▶ **Task details**
Each entry below should be written out exactly as it is, with no pictures.

▶ **Excerpted records**
————

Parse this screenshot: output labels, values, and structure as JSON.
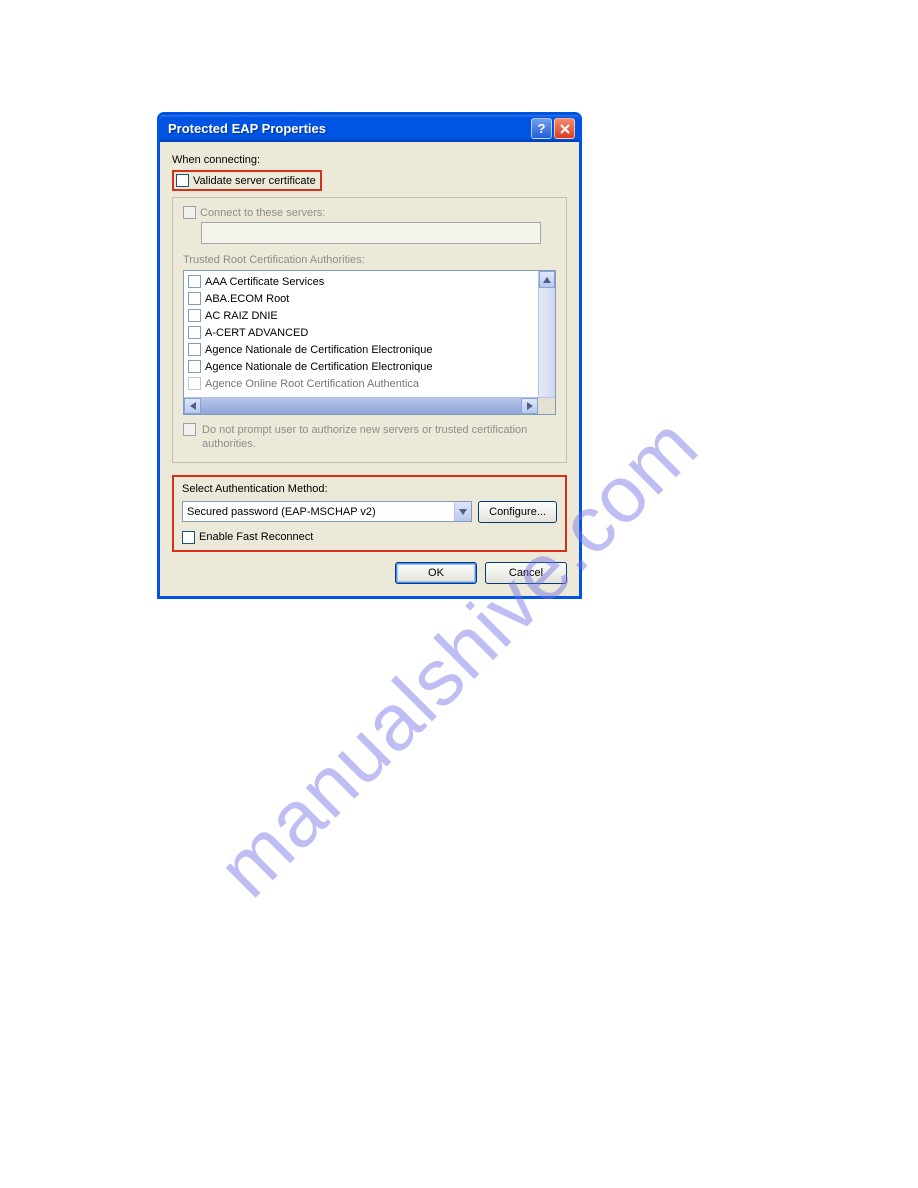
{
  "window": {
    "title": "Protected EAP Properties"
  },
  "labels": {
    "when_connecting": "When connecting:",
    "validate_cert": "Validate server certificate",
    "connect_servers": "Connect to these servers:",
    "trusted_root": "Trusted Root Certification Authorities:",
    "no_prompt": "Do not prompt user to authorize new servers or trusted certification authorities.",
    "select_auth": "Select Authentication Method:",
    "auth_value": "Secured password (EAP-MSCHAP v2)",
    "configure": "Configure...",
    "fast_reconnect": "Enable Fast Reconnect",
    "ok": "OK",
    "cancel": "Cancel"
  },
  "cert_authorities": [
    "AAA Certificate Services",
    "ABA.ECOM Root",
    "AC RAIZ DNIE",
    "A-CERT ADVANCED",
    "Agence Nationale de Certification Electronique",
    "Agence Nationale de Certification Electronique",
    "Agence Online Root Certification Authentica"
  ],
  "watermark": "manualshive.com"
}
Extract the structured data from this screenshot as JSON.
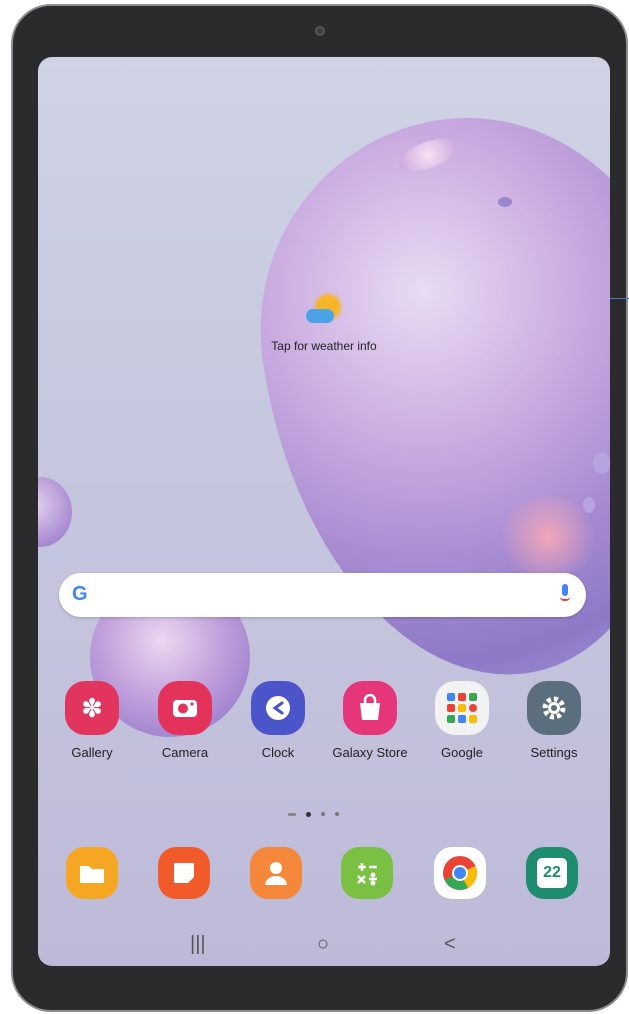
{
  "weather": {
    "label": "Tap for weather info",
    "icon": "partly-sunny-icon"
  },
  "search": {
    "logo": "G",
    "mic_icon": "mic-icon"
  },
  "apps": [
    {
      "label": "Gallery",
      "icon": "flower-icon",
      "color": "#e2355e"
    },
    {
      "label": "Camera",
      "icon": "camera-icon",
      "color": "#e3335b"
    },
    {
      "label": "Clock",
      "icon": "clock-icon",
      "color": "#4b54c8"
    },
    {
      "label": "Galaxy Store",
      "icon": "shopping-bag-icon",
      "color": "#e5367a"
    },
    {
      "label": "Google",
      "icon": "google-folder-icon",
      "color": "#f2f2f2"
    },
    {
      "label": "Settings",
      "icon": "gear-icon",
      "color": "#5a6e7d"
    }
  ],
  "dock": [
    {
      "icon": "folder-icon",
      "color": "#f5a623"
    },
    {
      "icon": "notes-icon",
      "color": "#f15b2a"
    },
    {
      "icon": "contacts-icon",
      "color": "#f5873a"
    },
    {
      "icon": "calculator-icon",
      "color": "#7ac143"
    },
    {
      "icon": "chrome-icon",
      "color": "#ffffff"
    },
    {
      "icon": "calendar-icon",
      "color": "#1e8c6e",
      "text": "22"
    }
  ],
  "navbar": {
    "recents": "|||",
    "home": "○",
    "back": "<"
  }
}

————

▶ **Right answer**
Parse this screenshot: output labels, values, and structure as JSON.
{
  "window": {
    "title": "Protected EAP Properties"
  },
  "labels": {
    "when_connecting": "When connecting:",
    "validate_cert": "Validate server certificate",
    "connect_servers": "Connect to these servers:",
    "trusted_root": "Trusted Root Certification Authorities:",
    "no_prompt": "Do not prompt user to authorize new servers or trusted certification authorities.",
    "select_auth": "Select Authentication Method:",
    "auth_value": "Secured password (EAP-MSCHAP v2)",
    "configure": "Configure...",
    "fast_reconnect": "Enable Fast Reconnect",
    "ok": "OK",
    "cancel": "Cancel"
  },
  "cert_authorities": [
    "AAA Certificate Services",
    "ABA.ECOM Root",
    "AC RAIZ DNIE",
    "A-CERT ADVANCED",
    "Agence Nationale de Certification Electronique",
    "Agence Nationale de Certification Electronique",
    "Agence Online Root Certification Authentica"
  ],
  "watermark": "manualshive.com"
}
Extract the structured data from this screenshot as JSON.
{
  "weather": {
    "label": "Tap for weather info",
    "icon": "partly-sunny-icon"
  },
  "search": {
    "logo": "G",
    "mic_icon": "mic-icon"
  },
  "apps": [
    {
      "label": "Gallery",
      "icon": "flower-icon",
      "color": "#e2355e"
    },
    {
      "label": "Camera",
      "icon": "camera-icon",
      "color": "#e3335b"
    },
    {
      "label": "Clock",
      "icon": "clock-icon",
      "color": "#4b54c8"
    },
    {
      "label": "Galaxy Store",
      "icon": "shopping-bag-icon",
      "color": "#e5367a"
    },
    {
      "label": "Google",
      "icon": "google-folder-icon",
      "color": "#f2f2f2"
    },
    {
      "label": "Settings",
      "icon": "gear-icon",
      "color": "#5a6e7d"
    }
  ],
  "dock": [
    {
      "icon": "folder-icon",
      "color": "#f5a623"
    },
    {
      "icon": "notes-icon",
      "color": "#f15b2a"
    },
    {
      "icon": "contacts-icon",
      "color": "#f5873a"
    },
    {
      "icon": "calculator-icon",
      "color": "#7ac143"
    },
    {
      "icon": "chrome-icon",
      "color": "#ffffff"
    },
    {
      "icon": "calendar-icon",
      "color": "#1e8c6e",
      "text": "22"
    }
  ],
  "navbar": {
    "recents": "|||",
    "home": "○",
    "back": "<"
  }
}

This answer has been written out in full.